_PROBLEM DESCRIPTION:_ Report how many lines hold the word "corner"; answer with the number alone.
[START OF SOURCE MATERIAL]
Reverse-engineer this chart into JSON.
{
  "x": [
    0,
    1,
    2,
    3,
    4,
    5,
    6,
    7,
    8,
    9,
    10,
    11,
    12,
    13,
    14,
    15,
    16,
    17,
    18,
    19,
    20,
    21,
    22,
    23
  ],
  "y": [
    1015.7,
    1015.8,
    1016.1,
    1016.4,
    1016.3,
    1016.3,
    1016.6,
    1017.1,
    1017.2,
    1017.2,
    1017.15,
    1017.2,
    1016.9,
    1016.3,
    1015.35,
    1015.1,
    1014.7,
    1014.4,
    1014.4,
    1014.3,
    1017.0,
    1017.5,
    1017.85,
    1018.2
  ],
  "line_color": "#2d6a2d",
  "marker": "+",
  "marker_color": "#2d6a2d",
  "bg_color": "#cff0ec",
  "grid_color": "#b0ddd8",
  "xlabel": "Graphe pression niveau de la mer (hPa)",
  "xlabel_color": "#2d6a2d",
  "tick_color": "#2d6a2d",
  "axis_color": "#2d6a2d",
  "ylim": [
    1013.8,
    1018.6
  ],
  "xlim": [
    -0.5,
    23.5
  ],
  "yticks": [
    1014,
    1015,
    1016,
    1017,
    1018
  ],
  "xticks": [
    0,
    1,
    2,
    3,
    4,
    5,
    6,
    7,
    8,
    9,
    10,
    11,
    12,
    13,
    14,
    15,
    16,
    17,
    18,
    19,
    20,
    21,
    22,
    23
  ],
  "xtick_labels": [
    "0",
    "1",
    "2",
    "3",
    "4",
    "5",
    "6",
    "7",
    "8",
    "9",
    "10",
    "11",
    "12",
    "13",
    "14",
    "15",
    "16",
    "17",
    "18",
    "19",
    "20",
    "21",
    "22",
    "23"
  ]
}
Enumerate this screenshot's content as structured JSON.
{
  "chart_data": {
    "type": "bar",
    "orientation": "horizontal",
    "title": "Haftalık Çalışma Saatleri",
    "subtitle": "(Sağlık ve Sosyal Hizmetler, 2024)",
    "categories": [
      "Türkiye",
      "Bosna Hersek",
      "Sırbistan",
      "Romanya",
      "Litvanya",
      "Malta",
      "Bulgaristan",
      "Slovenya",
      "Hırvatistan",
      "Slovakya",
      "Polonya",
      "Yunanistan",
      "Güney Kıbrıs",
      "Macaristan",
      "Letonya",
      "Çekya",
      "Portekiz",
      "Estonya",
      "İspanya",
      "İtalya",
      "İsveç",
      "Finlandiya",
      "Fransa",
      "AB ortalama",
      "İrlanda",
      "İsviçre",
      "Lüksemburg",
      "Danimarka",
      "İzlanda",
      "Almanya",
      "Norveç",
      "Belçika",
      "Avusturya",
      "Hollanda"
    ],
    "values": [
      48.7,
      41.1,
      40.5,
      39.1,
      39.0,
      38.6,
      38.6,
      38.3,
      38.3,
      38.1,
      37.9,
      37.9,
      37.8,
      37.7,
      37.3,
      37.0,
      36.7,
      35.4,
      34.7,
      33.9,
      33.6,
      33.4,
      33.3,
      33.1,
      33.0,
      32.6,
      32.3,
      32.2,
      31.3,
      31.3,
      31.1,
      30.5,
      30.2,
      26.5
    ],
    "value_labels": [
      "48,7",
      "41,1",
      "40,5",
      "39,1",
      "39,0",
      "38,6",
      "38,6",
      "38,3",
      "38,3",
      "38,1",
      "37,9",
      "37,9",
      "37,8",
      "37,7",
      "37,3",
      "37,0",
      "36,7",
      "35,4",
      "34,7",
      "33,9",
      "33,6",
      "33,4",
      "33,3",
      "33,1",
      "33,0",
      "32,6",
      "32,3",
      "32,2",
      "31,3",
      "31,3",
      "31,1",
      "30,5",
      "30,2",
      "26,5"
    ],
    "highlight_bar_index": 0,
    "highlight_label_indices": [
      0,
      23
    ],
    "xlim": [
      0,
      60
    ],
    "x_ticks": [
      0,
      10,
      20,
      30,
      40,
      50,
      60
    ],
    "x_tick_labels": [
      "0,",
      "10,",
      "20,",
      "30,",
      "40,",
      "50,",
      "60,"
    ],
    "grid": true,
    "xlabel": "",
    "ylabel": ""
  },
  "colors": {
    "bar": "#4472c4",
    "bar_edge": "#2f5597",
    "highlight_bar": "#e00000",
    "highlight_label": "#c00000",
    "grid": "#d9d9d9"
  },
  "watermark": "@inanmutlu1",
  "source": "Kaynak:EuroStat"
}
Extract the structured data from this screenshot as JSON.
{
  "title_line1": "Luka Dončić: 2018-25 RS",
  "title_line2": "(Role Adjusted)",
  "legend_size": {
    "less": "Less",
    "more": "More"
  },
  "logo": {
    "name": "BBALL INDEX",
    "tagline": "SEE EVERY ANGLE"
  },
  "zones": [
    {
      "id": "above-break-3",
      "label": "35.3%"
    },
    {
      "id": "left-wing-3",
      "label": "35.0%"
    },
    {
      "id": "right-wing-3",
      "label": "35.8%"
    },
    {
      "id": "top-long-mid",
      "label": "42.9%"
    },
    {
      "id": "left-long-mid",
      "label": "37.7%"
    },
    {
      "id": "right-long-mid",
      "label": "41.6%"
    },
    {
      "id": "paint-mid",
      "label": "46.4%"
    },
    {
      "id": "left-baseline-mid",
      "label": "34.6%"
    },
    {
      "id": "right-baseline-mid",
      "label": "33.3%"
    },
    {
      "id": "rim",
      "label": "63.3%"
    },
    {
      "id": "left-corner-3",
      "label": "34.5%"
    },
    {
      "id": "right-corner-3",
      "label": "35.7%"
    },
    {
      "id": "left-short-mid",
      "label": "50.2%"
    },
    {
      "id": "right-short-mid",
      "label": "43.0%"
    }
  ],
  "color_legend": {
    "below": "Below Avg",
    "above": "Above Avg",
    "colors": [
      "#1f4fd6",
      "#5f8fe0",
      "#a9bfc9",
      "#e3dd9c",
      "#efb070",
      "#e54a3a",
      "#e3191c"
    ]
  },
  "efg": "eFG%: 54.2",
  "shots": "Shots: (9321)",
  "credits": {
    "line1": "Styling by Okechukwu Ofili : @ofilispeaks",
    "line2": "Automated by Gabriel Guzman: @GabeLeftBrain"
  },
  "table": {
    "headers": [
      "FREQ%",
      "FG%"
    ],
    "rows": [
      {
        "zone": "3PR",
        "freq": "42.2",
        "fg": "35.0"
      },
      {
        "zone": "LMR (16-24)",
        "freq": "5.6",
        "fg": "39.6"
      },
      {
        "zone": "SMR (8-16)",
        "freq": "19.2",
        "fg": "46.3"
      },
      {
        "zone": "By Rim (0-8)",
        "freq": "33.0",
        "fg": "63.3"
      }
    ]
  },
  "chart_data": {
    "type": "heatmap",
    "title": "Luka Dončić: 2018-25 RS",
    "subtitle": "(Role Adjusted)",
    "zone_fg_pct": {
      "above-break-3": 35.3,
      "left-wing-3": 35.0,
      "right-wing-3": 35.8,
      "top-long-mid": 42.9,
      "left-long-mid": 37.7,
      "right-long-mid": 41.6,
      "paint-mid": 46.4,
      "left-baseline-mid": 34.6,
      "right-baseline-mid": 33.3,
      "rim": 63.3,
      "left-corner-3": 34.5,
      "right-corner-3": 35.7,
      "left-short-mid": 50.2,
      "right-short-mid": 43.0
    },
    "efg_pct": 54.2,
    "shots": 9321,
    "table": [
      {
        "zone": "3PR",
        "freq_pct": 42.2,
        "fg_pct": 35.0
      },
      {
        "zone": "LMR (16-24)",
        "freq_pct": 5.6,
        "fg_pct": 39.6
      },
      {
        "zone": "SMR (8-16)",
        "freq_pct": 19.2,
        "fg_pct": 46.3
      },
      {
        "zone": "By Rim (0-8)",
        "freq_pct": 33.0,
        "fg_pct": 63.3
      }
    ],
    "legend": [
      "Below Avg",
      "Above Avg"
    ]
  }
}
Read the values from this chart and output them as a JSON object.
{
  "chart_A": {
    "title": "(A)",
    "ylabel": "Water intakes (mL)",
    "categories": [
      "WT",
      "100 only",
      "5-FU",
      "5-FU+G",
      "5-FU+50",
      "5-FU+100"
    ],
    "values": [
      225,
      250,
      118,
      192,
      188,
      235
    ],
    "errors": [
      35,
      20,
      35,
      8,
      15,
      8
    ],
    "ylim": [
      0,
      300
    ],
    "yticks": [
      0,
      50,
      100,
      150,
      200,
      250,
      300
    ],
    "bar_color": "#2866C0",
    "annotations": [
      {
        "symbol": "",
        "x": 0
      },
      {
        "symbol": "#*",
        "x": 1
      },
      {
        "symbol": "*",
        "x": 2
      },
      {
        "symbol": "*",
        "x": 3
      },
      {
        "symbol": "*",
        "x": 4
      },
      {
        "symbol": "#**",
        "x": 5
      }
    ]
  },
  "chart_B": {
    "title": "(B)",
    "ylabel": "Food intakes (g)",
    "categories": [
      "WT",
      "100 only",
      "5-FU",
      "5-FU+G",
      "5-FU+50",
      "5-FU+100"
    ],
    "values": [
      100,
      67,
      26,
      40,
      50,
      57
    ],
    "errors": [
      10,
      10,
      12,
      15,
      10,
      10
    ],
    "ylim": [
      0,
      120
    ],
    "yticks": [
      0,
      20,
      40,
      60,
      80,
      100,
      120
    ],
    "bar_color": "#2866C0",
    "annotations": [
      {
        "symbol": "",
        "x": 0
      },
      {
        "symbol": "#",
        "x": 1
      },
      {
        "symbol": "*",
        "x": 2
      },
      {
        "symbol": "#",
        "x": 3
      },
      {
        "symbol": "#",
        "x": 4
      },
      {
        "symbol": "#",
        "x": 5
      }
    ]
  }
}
[END OF SOURCE MATERIAL]
_COMPLETE RESPONSE:_ 4